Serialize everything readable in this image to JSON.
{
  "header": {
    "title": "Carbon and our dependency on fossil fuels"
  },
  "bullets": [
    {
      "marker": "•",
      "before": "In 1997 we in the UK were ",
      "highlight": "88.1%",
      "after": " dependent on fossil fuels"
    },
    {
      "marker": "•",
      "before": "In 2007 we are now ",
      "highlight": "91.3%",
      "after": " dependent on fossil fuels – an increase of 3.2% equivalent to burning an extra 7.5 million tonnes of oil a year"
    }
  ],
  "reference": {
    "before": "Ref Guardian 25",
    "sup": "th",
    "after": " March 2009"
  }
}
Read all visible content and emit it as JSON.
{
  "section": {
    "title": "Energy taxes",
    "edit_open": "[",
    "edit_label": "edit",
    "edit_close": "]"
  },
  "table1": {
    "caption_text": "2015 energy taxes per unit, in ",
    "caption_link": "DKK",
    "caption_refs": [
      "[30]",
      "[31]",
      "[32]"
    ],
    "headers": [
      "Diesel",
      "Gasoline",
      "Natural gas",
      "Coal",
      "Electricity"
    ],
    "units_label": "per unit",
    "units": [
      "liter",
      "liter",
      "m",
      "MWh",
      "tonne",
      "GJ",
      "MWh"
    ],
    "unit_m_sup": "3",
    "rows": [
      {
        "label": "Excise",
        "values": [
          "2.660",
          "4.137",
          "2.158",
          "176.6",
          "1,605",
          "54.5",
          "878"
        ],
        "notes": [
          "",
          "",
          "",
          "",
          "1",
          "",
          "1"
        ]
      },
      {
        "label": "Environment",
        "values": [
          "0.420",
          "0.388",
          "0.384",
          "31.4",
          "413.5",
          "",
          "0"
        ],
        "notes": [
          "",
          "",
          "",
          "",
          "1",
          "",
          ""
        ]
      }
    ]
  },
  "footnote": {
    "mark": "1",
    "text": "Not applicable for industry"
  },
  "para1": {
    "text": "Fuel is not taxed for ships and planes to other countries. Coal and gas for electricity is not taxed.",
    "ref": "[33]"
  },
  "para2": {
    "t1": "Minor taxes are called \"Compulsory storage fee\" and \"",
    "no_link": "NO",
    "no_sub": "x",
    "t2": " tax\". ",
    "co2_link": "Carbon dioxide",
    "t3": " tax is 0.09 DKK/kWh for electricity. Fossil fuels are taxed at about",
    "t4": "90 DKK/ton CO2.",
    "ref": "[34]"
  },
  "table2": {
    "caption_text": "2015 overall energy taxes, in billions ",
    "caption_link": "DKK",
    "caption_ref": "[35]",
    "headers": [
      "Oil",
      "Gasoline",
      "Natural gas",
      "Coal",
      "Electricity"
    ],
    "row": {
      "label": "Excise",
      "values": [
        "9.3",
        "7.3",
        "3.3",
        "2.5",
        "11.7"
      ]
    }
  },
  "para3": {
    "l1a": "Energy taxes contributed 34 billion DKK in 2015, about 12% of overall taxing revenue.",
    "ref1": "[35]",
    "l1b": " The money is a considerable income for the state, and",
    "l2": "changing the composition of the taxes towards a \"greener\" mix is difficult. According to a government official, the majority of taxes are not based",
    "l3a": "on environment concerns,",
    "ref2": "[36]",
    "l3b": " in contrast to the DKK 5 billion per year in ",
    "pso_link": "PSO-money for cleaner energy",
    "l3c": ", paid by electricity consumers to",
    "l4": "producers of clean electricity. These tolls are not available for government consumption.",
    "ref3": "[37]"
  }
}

+ + + + +

* **TASK DESCRIPTION**: Find the string "JSON" in the entries above and return each line that holds it.

* **ANSWER BELOW**:
Serialize everything readable in this image to JSON.
Read all visible content and emit it as JSON.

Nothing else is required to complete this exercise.